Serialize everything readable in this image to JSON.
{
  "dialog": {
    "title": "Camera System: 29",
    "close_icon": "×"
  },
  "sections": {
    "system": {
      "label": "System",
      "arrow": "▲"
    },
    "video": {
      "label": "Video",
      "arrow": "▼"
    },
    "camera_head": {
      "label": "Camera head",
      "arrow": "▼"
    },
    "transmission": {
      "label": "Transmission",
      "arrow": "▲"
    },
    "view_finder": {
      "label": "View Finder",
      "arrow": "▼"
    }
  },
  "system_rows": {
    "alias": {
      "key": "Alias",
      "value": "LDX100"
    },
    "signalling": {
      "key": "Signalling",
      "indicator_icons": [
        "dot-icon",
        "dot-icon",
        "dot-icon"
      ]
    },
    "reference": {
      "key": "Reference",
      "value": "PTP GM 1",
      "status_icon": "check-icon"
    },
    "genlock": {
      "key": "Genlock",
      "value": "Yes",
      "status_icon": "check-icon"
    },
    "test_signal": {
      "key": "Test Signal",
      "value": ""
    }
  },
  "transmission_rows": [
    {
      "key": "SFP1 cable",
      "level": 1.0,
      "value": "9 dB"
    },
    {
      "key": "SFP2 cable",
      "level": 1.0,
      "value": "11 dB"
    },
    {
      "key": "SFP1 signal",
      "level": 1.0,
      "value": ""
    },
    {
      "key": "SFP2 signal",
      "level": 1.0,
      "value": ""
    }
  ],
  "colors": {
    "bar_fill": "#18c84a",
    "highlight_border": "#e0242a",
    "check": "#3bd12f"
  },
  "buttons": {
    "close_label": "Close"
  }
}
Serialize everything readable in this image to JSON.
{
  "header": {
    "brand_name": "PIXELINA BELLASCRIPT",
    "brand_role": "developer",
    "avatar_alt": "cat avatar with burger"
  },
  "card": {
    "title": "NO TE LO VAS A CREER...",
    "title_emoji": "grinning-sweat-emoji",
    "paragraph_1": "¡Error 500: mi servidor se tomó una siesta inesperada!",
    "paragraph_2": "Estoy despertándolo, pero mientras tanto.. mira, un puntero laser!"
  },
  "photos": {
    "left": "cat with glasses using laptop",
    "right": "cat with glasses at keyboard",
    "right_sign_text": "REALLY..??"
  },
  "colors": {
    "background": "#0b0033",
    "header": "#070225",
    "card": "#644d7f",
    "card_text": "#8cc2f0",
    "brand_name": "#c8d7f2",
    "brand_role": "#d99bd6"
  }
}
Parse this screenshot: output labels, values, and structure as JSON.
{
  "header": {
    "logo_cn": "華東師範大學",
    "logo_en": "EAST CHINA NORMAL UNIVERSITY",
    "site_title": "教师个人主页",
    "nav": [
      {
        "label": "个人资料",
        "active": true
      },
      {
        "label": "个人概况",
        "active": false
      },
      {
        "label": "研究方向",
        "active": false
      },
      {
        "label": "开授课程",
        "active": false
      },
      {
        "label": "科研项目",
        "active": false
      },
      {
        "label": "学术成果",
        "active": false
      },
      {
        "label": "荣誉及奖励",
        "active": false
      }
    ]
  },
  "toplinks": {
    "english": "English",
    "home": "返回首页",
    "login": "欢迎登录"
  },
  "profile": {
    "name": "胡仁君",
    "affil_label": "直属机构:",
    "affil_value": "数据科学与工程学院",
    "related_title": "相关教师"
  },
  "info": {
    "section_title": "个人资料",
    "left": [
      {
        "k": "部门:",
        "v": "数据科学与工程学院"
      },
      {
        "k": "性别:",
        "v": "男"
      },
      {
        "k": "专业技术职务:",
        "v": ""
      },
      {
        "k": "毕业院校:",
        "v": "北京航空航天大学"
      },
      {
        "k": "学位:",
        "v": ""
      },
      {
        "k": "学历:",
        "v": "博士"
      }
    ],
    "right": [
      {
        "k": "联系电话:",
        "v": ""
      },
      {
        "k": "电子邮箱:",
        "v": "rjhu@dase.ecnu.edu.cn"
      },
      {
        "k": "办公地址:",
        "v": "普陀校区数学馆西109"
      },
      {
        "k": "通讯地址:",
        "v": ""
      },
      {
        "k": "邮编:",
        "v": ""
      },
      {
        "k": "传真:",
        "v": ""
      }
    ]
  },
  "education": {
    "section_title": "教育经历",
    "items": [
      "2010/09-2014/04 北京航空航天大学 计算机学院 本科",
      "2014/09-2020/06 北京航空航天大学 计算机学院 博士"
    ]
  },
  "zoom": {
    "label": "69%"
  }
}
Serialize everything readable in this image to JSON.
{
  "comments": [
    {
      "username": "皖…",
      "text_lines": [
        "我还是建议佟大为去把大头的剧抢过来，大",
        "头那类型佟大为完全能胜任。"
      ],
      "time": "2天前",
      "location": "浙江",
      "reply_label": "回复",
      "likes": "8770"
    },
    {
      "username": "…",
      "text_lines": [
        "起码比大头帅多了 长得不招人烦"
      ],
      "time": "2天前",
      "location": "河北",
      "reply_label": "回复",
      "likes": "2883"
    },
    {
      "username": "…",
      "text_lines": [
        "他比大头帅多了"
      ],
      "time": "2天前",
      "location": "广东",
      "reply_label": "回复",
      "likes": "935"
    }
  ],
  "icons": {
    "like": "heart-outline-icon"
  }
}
===============
Goal of the exercise:
Repeat all the records. Match each line exactly.

Answer in full:
Serialize everything readable in this image to JSON.
{
  "dialog": {
    "title": "Camera System: 29",
    "close_icon": "×"
  },
  "sections": {
    "system": {
      "label": "System",
      "arrow": "▲"
    },
    "video": {
      "label": "Video",
      "arrow": "▼"
    },
    "camera_head": {
      "label": "Camera head",
      "arrow": "▼"
    },
    "transmission": {
      "label": "Transmission",
      "arrow": "▲"
    },
    "view_finder": {
      "label": "View Finder",
      "arrow": "▼"
    }
  },
  "system_rows": {
    "alias": {
      "key": "Alias",
      "value": "LDX100"
    },
    "signalling": {
      "key": "Signalling",
      "indicator_icons": [
        "dot-icon",
        "dot-icon",
        "dot-icon"
      ]
    },
    "reference": {
      "key": "Reference",
      "value": "PTP GM 1",
      "status_icon": "check-icon"
    },
    "genlock": {
      "key": "Genlock",
      "value": "Yes",
      "status_icon": "check-icon"
    },
    "test_signal": {
      "key": "Test Signal",
      "value": ""
    }
  },
  "transmission_rows": [
    {
      "key": "SFP1 cable",
      "level": 1.0,
      "value": "9 dB"
    },
    {
      "key": "SFP2 cable",
      "level": 1.0,
      "value": "11 dB"
    },
    {
      "key": "SFP1 signal",
      "level": 1.0,
      "value": ""
    },
    {
      "key": "SFP2 signal",
      "level": 1.0,
      "value": ""
    }
  ],
  "colors": {
    "bar_fill": "#18c84a",
    "highlight_border": "#e0242a",
    "check": "#3bd12f"
  },
  "buttons": {
    "close_label": "Close"
  }
}
Serialize everything readable in this image to JSON.
{
  "header": {
    "brand_name": "PIXELINA BELLASCRIPT",
    "brand_role": "developer",
    "avatar_alt": "cat avatar with burger"
  },
  "card": {
    "title": "NO TE LO VAS A CREER...",
    "title_emoji": "grinning-sweat-emoji",
    "paragraph_1": "¡Error 500: mi servidor se tomó una siesta inesperada!",
    "paragraph_2": "Estoy despertándolo, pero mientras tanto.. mira, un puntero laser!"
  },
  "photos": {
    "left": "cat with glasses using laptop",
    "right": "cat with glasses at keyboard",
    "right_sign_text": "REALLY..??"
  },
  "colors": {
    "background": "#0b0033",
    "header": "#070225",
    "card": "#644d7f",
    "card_text": "#8cc2f0",
    "brand_name": "#c8d7f2",
    "brand_role": "#d99bd6"
  }
}
Parse this screenshot: output labels, values, and structure as JSON.
{
  "header": {
    "logo_cn": "華東師範大學",
    "logo_en": "EAST CHINA NORMAL UNIVERSITY",
    "site_title": "教师个人主页",
    "nav": [
      {
        "label": "个人资料",
        "active": true
      },
      {
        "label": "个人概况",
        "active": false
      },
      {
        "label": "研究方向",
        "active": false
      },
      {
        "label": "开授课程",
        "active": false
      },
      {
        "label": "科研项目",
        "active": false
      },
      {
        "label": "学术成果",
        "active": false
      },
      {
        "label": "荣誉及奖励",
        "active": false
      }
    ]
  },
  "toplinks": {
    "english": "English",
    "home": "返回首页",
    "login": "欢迎登录"
  },
  "profile": {
    "name": "胡仁君",
    "affil_label": "直属机构:",
    "affil_value": "数据科学与工程学院",
    "related_title": "相关教师"
  },
  "info": {
    "section_title": "个人资料",
    "left": [
      {
        "k": "部门:",
        "v": "数据科学与工程学院"
      },
      {
        "k": "性别:",
        "v": "男"
      },
      {
        "k": "专业技术职务:",
        "v": ""
      },
      {
        "k": "毕业院校:",
        "v": "北京航空航天大学"
      },
      {
        "k": "学位:",
        "v": ""
      },
      {
        "k": "学历:",
        "v": "博士"
      }
    ],
    "right": [
      {
        "k": "联系电话:",
        "v": ""
      },
      {
        "k": "电子邮箱:",
        "v": "rjhu@dase.ecnu.edu.cn"
      },
      {
        "k": "办公地址:",
        "v": "普陀校区数学馆西109"
      },
      {
        "k": "通讯地址:",
        "v": ""
      },
      {
        "k": "邮编:",
        "v": ""
      },
      {
        "k": "传真:",
        "v": ""
      }
    ]
  },
  "education": {
    "section_title": "教育经历",
    "items": [
      "2010/09-2014/04 北京航空航天大学 计算机学院 本科",
      "2014/09-2020/06 北京航空航天大学 计算机学院 博士"
    ]
  },
  "zoom": {
    "label": "69%"
  }
}
Serialize everything readable in this image to JSON.
{
  "comments": [
    {
      "username": "皖…",
      "text_lines": [
        "我还是建议佟大为去把大头的剧抢过来，大",
        "头那类型佟大为完全能胜任。"
      ],
      "time": "2天前",
      "location": "浙江",
      "reply_label": "回复",
      "likes": "8770"
    },
    {
      "username": "…",
      "text_lines": [
        "起码比大头帅多了 长得不招人烦"
      ],
      "time": "2天前",
      "location": "河北",
      "reply_label": "回复",
      "likes": "2883"
    },
    {
      "username": "…",
      "text_lines": [
        "他比大头帅多了"
      ],
      "time": "2天前",
      "location": "广东",
      "reply_label": "回复",
      "likes": "935"
    }
  ],
  "icons": {
    "like": "heart-outline-icon"
  }
}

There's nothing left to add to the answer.